§ **Task objective**
Copy each line of the records that contains the word "this".

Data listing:
--------------------------------

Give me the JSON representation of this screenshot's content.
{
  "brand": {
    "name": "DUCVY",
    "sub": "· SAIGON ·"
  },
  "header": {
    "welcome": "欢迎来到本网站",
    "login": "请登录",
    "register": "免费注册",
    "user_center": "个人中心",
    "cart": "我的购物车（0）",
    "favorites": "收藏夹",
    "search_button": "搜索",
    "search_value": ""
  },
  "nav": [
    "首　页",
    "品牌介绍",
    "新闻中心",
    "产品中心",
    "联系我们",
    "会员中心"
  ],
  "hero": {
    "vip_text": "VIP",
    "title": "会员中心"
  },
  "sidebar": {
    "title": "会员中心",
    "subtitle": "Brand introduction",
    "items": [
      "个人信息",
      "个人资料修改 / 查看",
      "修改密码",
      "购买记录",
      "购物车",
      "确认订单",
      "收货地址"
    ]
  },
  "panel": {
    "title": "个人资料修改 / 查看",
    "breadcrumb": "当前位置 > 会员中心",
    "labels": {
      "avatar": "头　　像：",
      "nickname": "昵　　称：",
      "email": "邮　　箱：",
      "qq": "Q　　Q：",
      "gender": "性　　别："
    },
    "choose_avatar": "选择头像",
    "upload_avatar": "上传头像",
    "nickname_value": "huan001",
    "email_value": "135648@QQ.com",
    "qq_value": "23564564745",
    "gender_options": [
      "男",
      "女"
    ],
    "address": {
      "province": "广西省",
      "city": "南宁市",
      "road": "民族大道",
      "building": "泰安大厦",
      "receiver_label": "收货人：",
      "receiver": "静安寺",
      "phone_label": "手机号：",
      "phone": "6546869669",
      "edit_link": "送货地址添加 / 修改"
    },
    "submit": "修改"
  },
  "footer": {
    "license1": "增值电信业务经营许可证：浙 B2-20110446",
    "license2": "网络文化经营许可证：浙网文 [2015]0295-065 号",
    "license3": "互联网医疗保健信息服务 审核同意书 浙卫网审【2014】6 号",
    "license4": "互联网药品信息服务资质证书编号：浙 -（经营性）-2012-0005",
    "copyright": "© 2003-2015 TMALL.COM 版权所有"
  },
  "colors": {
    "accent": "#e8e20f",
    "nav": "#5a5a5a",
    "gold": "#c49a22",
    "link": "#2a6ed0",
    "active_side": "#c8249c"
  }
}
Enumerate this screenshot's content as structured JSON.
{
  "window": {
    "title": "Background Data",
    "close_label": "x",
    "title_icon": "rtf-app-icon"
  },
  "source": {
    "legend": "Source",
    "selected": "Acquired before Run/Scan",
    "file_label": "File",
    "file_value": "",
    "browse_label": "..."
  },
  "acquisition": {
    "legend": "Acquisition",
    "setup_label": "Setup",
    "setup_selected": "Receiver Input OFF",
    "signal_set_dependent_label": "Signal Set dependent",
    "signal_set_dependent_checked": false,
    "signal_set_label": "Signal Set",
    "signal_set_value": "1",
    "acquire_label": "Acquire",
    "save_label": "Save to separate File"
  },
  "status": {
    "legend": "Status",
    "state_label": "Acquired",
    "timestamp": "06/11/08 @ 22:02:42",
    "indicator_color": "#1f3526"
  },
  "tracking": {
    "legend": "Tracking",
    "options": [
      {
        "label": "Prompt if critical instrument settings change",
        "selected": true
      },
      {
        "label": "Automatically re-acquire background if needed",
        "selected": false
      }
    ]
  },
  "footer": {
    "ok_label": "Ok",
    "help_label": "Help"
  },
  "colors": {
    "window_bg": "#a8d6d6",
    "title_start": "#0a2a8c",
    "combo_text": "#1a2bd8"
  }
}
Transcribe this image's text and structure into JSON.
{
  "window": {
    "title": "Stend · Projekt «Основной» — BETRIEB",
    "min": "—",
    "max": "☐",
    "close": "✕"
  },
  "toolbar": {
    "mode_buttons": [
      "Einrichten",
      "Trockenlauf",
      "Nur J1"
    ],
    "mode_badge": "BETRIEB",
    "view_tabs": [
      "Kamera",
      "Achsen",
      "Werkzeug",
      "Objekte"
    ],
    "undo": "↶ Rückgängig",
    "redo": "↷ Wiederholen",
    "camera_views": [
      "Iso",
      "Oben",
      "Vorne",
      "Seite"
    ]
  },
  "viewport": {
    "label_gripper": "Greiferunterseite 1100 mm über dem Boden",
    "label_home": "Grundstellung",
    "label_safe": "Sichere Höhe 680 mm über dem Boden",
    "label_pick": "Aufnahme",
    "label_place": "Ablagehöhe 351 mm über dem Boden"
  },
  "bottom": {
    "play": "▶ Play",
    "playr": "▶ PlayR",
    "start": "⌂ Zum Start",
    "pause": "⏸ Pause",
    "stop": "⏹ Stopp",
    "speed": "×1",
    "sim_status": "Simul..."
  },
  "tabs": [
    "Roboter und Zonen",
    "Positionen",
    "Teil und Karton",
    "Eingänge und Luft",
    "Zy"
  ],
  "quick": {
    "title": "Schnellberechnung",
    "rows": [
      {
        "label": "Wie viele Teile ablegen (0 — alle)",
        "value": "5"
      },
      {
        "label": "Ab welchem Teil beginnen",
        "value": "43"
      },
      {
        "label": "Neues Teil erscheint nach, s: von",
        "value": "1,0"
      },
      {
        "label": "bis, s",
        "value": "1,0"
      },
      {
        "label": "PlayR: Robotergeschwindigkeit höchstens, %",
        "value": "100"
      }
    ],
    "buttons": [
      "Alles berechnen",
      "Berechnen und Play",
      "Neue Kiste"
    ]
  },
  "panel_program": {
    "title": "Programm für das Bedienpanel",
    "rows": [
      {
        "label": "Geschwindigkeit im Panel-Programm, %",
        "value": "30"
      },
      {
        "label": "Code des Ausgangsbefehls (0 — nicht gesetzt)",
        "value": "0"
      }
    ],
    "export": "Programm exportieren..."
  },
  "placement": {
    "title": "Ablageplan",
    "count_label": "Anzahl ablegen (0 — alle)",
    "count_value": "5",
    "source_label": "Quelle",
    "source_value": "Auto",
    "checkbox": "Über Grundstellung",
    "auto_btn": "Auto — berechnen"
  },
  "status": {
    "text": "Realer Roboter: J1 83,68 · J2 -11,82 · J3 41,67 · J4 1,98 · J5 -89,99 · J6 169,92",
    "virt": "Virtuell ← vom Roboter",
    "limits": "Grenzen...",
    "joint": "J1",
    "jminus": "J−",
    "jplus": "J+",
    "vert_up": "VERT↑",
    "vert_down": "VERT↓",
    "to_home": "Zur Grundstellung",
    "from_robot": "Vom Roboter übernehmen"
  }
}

--------------------------------

§ **Answer for the task**
Give me the JSON representation of this screenshot's content.
Enumerate this screenshot's content as structured JSON.
Transcribe this image's text and structure into JSON.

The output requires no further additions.